STATED TASK → Print the items word for word, starting with the first line and ending with the line that contains "table-row <box>292 407 504 431</box>", including both of those lines.

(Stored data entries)
·····

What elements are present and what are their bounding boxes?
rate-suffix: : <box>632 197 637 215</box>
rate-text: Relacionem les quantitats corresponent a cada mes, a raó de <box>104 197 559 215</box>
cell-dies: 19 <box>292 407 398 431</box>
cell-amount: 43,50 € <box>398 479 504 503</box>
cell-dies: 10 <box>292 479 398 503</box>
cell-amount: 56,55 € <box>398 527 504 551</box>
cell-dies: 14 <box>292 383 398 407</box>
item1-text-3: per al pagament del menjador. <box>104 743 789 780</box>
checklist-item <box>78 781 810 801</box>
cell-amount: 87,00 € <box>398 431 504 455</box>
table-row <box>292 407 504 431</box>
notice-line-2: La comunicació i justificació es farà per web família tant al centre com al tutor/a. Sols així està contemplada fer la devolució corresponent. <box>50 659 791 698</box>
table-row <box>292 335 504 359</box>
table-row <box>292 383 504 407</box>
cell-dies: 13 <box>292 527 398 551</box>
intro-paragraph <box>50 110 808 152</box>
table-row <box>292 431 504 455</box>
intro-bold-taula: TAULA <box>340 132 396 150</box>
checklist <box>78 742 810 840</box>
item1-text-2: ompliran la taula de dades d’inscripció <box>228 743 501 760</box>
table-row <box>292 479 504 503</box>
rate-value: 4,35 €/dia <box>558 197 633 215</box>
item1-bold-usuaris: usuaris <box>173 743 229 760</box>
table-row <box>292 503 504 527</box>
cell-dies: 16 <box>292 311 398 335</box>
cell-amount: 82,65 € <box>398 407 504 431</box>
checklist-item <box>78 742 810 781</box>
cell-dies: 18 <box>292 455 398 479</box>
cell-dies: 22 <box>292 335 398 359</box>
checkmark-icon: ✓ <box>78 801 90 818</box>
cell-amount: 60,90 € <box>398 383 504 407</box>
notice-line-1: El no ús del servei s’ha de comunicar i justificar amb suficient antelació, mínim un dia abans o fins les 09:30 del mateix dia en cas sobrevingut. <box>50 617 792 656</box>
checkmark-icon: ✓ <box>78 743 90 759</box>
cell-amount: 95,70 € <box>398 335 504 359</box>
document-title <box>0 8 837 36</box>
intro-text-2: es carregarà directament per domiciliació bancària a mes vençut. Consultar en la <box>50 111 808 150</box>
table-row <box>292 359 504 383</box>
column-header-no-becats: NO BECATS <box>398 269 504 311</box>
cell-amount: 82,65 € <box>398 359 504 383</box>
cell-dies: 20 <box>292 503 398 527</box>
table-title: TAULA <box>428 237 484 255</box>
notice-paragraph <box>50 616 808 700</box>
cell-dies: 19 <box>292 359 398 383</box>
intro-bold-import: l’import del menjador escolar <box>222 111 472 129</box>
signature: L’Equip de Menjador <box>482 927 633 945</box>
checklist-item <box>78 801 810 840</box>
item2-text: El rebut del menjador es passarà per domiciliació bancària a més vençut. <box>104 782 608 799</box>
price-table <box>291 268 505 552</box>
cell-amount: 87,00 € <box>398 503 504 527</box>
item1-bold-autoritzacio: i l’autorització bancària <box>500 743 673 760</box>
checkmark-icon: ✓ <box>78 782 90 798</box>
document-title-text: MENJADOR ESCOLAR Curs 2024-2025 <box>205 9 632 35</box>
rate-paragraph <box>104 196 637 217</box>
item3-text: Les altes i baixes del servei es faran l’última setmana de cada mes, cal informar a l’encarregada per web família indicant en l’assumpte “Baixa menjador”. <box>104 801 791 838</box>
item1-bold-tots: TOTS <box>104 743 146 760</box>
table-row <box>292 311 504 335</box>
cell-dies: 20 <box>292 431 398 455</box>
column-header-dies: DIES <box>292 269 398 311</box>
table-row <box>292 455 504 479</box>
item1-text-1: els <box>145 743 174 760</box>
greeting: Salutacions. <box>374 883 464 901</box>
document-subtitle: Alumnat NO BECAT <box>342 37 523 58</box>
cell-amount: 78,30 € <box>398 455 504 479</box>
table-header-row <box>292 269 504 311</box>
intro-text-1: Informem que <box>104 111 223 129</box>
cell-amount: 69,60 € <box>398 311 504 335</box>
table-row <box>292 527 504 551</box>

·····

OUTPUT FOR THIS EXERCISE →
What elements are present and what are their bounding boxes?
rate-suffix: : <box>632 197 637 215</box>
rate-text: Relacionem les quantitats corresponent a cada mes, a raó de <box>104 197 559 215</box>
cell-dies: 19 <box>292 407 398 431</box>
cell-amount: 43,50 € <box>398 479 504 503</box>
cell-dies: 10 <box>292 479 398 503</box>
cell-amount: 56,55 € <box>398 527 504 551</box>
cell-dies: 14 <box>292 383 398 407</box>
item1-text-3: per al pagament del menjador. <box>104 743 789 780</box>
checklist-item <box>78 781 810 801</box>
cell-amount: 87,00 € <box>398 431 504 455</box>
table-row <box>292 407 504 431</box>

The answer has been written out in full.